| Problem |
Output as a JSON list of strings, one per line, the lines of the records starting at the line that contains "Point [582,726,605,740]" and ending at the line that contains "Point [305,501,328,516]", both included and blank lines left out.

| Data in this exercise |

begin

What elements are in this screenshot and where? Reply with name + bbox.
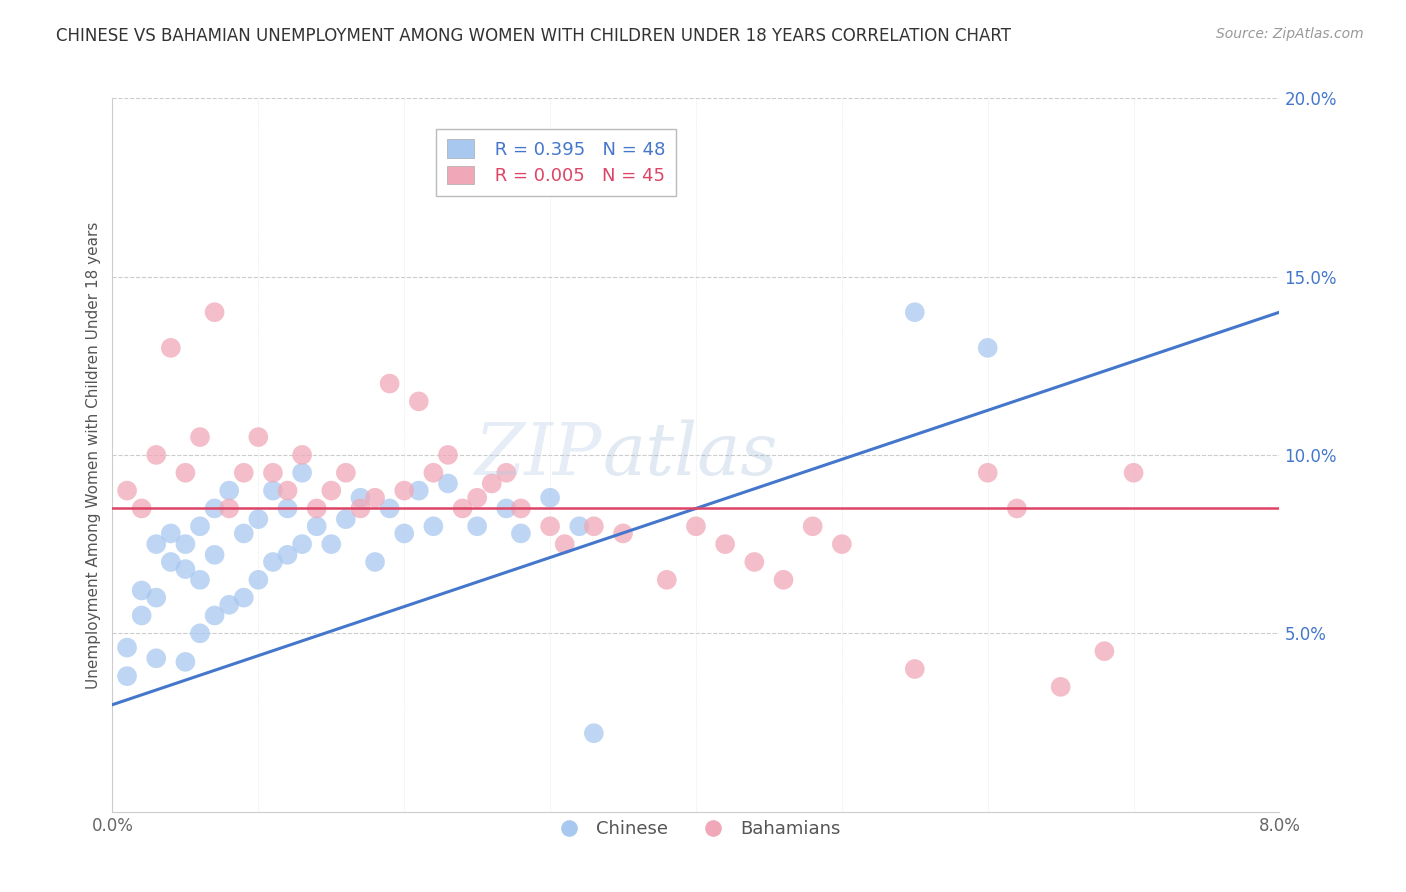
Point [582,726,605,740]
Point [364,555,387,569]
Point [247,430,270,444]
Point [422,466,444,480]
Point [1122,466,1144,480]
Point [481,476,503,491]
Point [394,483,416,498]
Point [218,501,240,516]
Point [188,573,211,587]
Point [1094,644,1116,658]
Text: Source: ZipAtlas.com: Source: ZipAtlas.com [1216,27,1364,41]
Point [495,501,517,516]
Point [437,448,460,462]
Point [465,519,488,533]
Point [276,501,298,516]
Point [904,662,927,676]
Point [160,526,183,541]
Point [1005,501,1028,516]
Point [422,519,444,533]
Point [218,483,240,498]
Point [495,466,517,480]
Point [349,491,371,505]
Point [335,466,357,480]
Point [612,526,634,541]
Point [247,573,270,587]
Point [976,341,998,355]
Point [291,448,314,462]
Point [538,491,561,505]
Point [131,608,153,623]
Point [145,537,167,551]
Point [276,483,298,498]
Point [262,466,284,480]
Point [262,555,284,569]
Point [378,501,401,516]
Point [131,583,153,598]
Point [394,526,416,541]
Point [145,591,167,605]
Point [188,626,211,640]
Point [115,483,138,498]
Point [1049,680,1071,694]
Point [772,573,794,587]
Point [714,537,737,551]
Point [160,555,183,569]
Point [904,305,927,319]
Point [188,430,211,444]
Point [451,501,474,516]
Point [831,537,853,551]
Point [204,501,226,516]
Point [174,562,197,576]
Point [582,519,605,533]
Point [115,669,138,683]
Point [305,501,328,516]
Point [509,526,531,541]
Point [554,537,576,551]
Point [801,519,824,533]
Point [174,655,197,669]
Point [174,466,197,480]
Point [538,519,561,533]
Point [204,305,226,319]
Point [145,448,167,462]
Point [408,483,430,498]
Point [218,598,240,612]
Point [291,466,314,480]
Point [232,466,254,480]
Point [204,608,226,623]
Point [160,341,183,355]
Point [509,501,531,516]
Point [232,526,254,541]
Point [291,537,314,551]
Point [145,651,167,665]
Point [465,491,488,505]
Point [262,483,284,498]
Point [378,376,401,391]
Point [204,548,226,562]
Point [742,555,765,569]
Point [174,537,197,551]
Point [115,640,138,655]
Point [976,466,998,480]
Text: CHINESE VS BAHAMIAN UNEMPLOYMENT AMONG WOMEN WITH CHILDREN UNDER 18 YEARS CORREL: CHINESE VS BAHAMIAN UNEMPLOYMENT AMONG W… [56,27,1011,45]
Point [685,519,707,533]
Point [335,512,357,526]
Point [568,519,591,533]
Y-axis label: Unemployment Among Women with Children Under 18 years: Unemployment Among Women with Children U… [86,221,101,689]
Point [349,501,371,516]
Legend: Chinese, Bahamians: Chinese, Bahamians [544,814,848,846]
Text: ZIP: ZIP [475,419,603,491]
Point [131,501,153,516]
Point [655,573,678,587]
Point [276,548,298,562]
Point [408,394,430,409]
Text: atlas: atlas [603,419,778,491]
Point [364,491,387,505]
Point [321,483,343,498]
Point [437,476,460,491]
Point [188,519,211,533]
Point [247,512,270,526]
Point [321,537,343,551]
Point [232,591,254,605]
Point [305,519,328,533]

end

| Result |
[
  "Point [582,726,605,740]",
  "Point [364,555,387,569]",
  "Point [247,430,270,444]",
  "Point [422,466,444,480]",
  "Point [1122,466,1144,480]",
  "Point [481,476,503,491]",
  "Point [394,483,416,498]",
  "Point [218,501,240,516]",
  "Point [188,573,211,587]",
  "Point [1094,644,1116,658]",
  "Text: Source: ZipAtlas.com: Source: ZipAtlas.com [1216,27,1364,41]",
  "Point [495,501,517,516]",
  "Point [437,448,460,462]",
  "Point [465,519,488,533]",
  "Point [276,501,298,516]",
  "Point [904,662,927,676]",
  "Point [160,526,183,541]",
  "Point [1005,501,1028,516]",
  "Point [422,519,444,533]",
  "Point [218,483,240,498]",
  "Point [495,466,517,480]",
  "Point [349,491,371,505]",
  "Point [335,466,357,480]",
  "Point [612,526,634,541]",
  "Point [247,573,270,587]",
  "Point [976,341,998,355]",
  "Point [291,448,314,462]",
  "Point [538,491,561,505]",
  "Point [131,608,153,623]",
  "Point [145,537,167,551]",
  "Point [276,483,298,498]",
  "Point [262,466,284,480]",
  "Point [262,555,284,569]",
  "Point [378,501,401,516]",
  "Point [131,583,153,598]",
  "Point [394,526,416,541]",
  "Point [145,591,167,605]",
  "Point [188,626,211,640]",
  "Point [115,483,138,498]",
  "Point [1049,680,1071,694]",
  "Point [772,573,794,587]",
  "Point [714,537,737,551]",
  "Point [160,555,183,569]",
  "Point [904,305,927,319]",
  "Point [188,430,211,444]",
  "Point [451,501,474,516]",
  "Point [831,537,853,551]",
  "Point [204,501,226,516]",
  "Point [174,562,197,576]",
  "Point [582,519,605,533]",
  "Point [115,669,138,683]",
  "Point [305,501,328,516]"
]